Saved entries
◆ ◆ ◆ ◆

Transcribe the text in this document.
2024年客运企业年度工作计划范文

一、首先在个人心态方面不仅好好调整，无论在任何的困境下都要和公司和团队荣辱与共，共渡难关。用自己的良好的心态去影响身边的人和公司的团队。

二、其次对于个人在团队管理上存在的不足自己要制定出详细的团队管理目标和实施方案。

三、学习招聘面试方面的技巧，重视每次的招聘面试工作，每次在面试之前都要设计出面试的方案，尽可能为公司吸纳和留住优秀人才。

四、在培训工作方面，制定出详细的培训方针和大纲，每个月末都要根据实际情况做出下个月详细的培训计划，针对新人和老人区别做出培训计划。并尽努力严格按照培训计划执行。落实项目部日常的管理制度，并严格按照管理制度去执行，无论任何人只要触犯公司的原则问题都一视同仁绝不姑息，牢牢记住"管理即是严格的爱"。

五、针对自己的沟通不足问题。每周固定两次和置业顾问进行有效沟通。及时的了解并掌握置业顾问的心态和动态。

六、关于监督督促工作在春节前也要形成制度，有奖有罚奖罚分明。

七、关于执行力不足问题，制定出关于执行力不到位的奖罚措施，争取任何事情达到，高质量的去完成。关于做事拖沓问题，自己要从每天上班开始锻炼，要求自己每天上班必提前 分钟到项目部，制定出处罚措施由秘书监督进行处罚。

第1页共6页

◆ ◆ ◆ ◆

PROBLEM
Set out the complete listing exactly as shown.

FINAL ANSWER
Transcribe the text in this document.
2024年客运企业年度工作计划范文

一、首先在个人心态方面不仅好好调整，无论在任何的困境下都要和公司和团队荣辱与共，共渡难关。用自己的良好的心态去影响身边的人和公司的团队。

二、其次对于个人在团队管理上存在的不足自己要制定出详细的团队管理目标和实施方案。

三、学习招聘面试方面的技巧，重视每次的招聘面试工作，每次在面试之前都要设计出面试的方案，尽可能为公司吸纳和留住优秀人才。

四、在培训工作方面，制定出详细的培训方针和大纲，每个月末都要根据实际情况做出下个月详细的培训计划，针对新人和老人区别做出培训计划。并尽努力严格按照培训计划执行。落实项目部日常的管理制度，并严格按照管理制度去执行，无论任何人只要触犯公司的原则问题都一视同仁绝不姑息，牢牢记住"管理即是严格的爱"。

五、针对自己的沟通不足问题。每周固定两次和置业顾问进行有效沟通。及时的了解并掌握置业顾问的心态和动态。

六、关于监督督促工作在春节前也要形成制度，有奖有罚奖罚分明。

七、关于执行力不足问题，制定出关于执行力不到位的奖罚措施，争取任何事情达到，高质量的去完成。关于做事拖沓问题，自己要从每天上班开始锻炼，要求自己每天上班必提前 分钟到项目部，制定出处罚措施由秘书监督进行处罚。

第1页共6页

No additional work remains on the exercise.